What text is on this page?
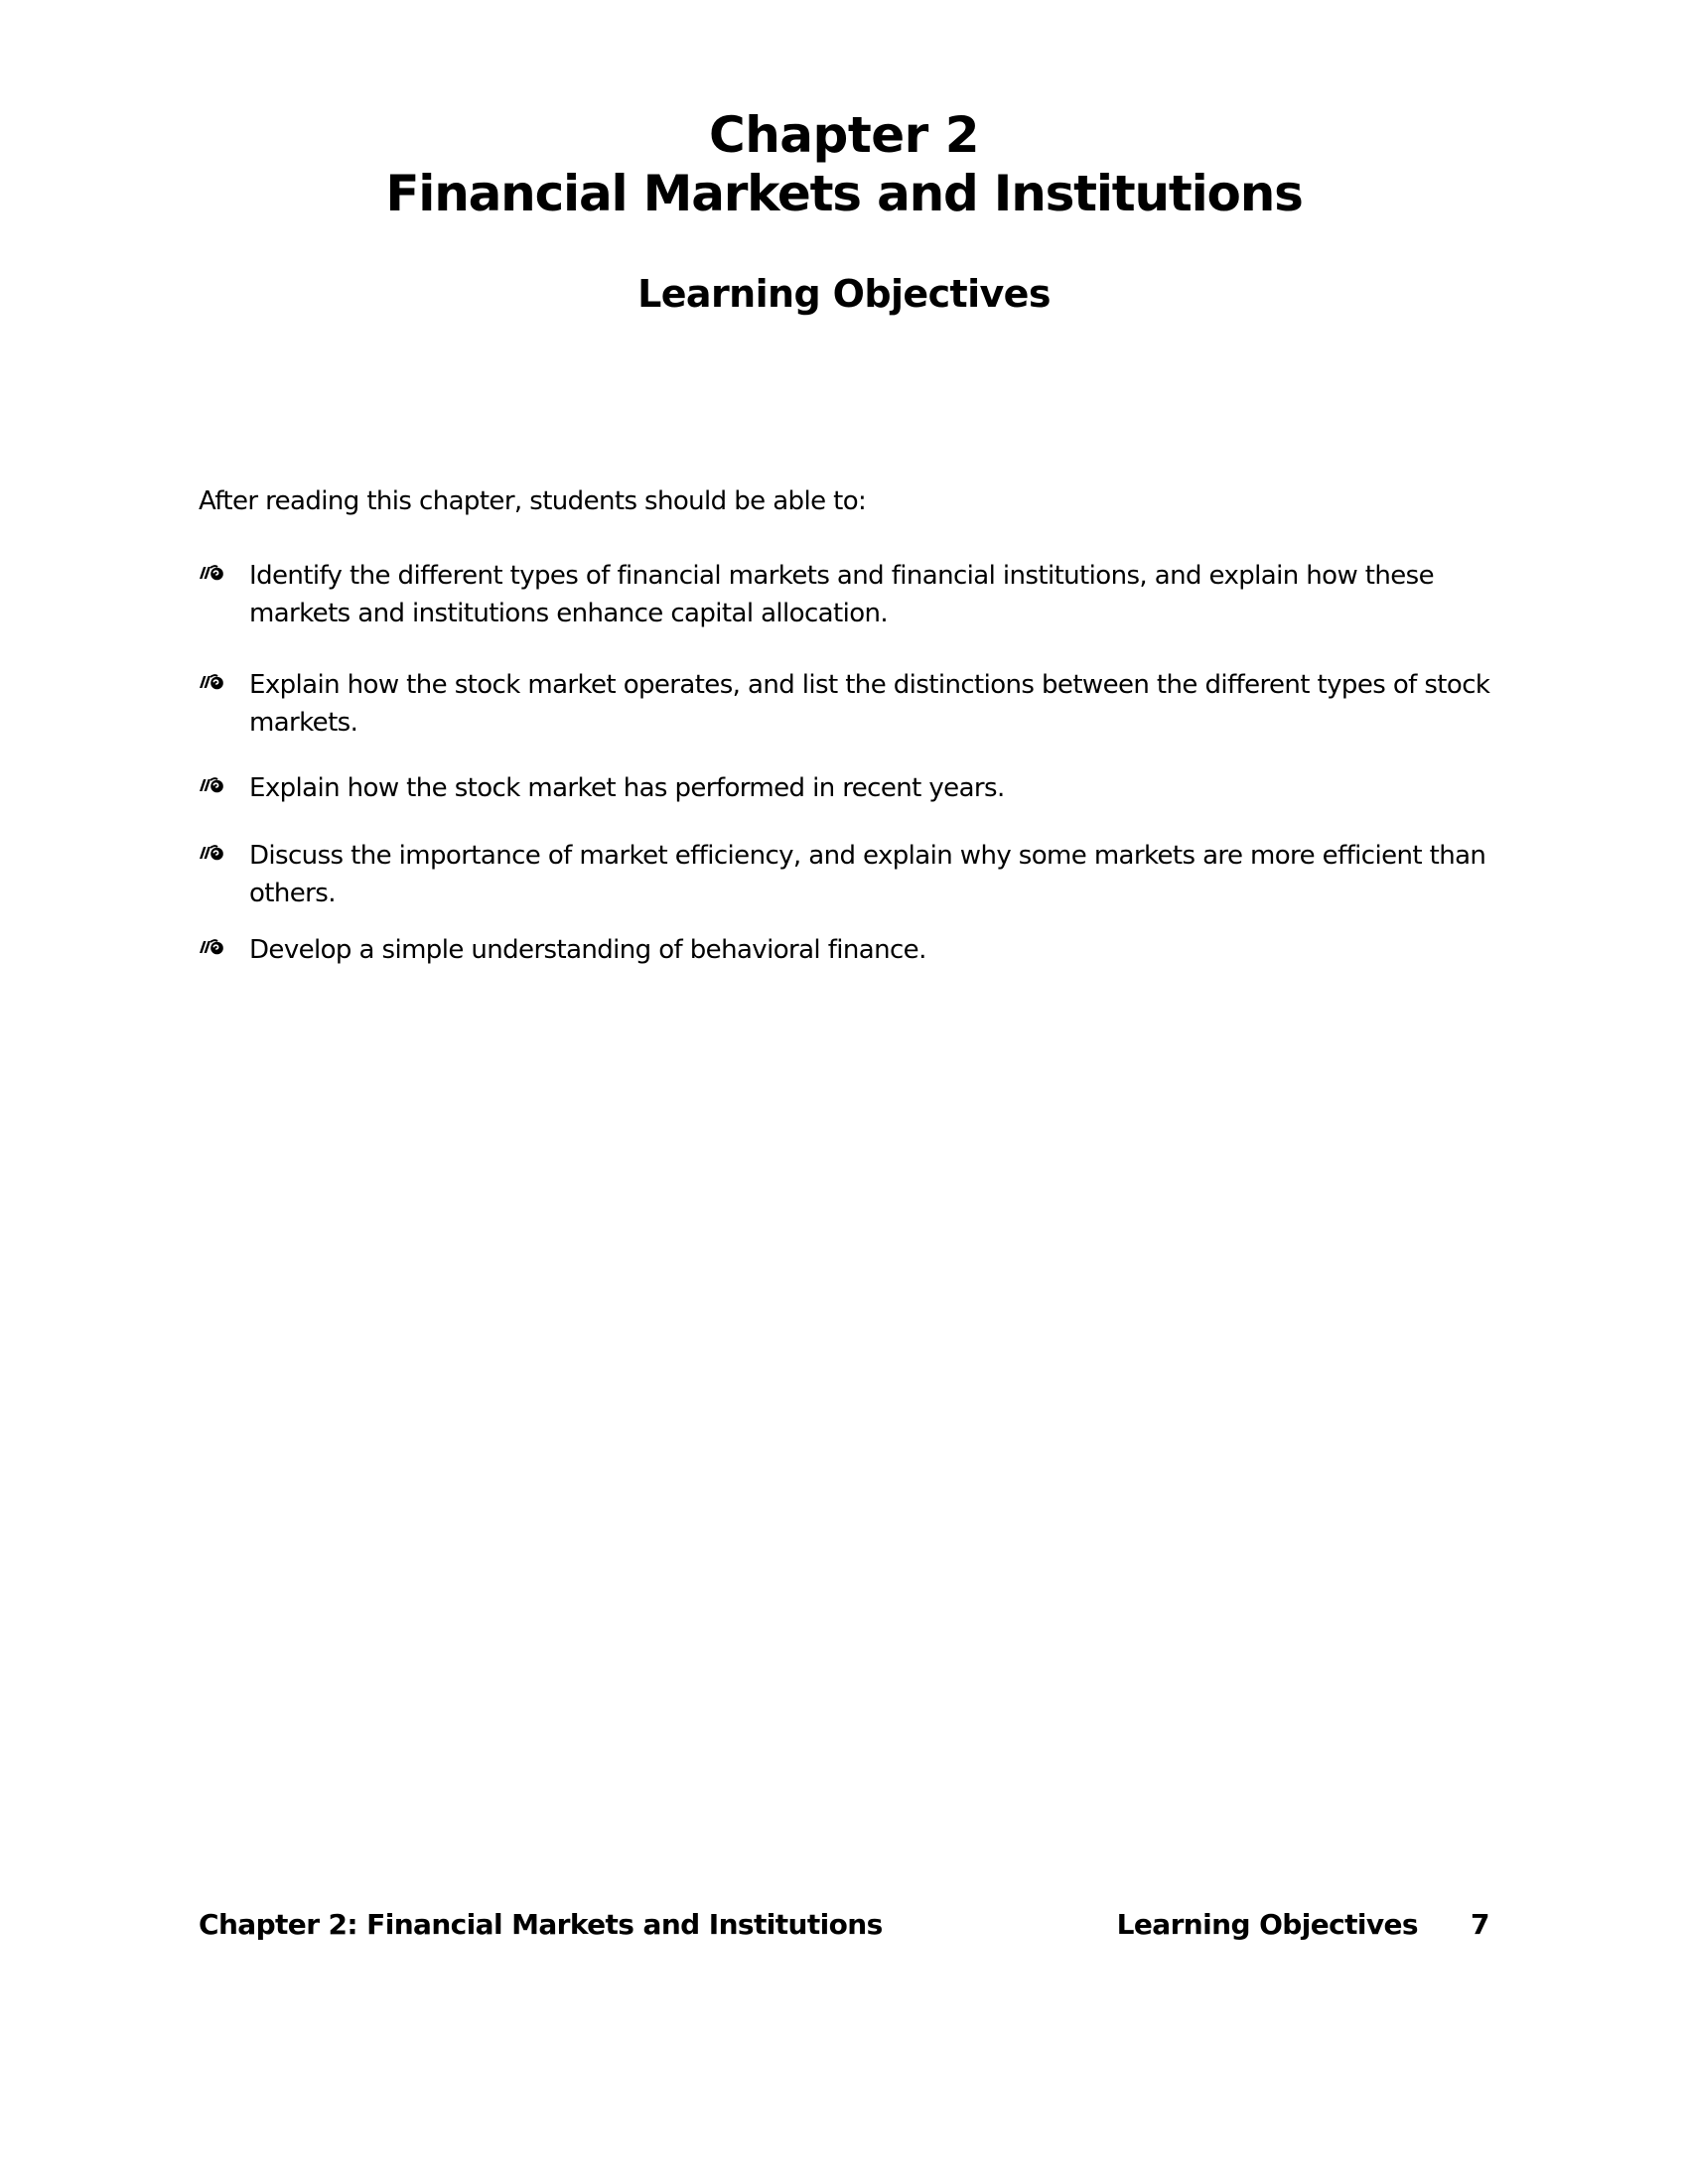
Chapter 2
Financial Markets and Institutions
Learning Objectives
After reading this chapter, students should be able to:
Identify the different types of financial markets and financial institutions, and explain how these
markets and institutions enhance capital allocation.
Explain how the stock market operates, and list the distinctions between the different types of stock
markets.
Explain how the stock market has performed in recent years.
Discuss the importance of market efficiency, and explain why some markets are more efficient than
others.
Develop a simple understanding of behavioral finance.
Chapter 2: Financial Markets and Institutions	Learning Objectives 7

## Set exercise
Filter the records, keeping only lines that contain "this", and show those lines.

## Problem solution
What text is on this page?
After reading this chapter, students should be able to:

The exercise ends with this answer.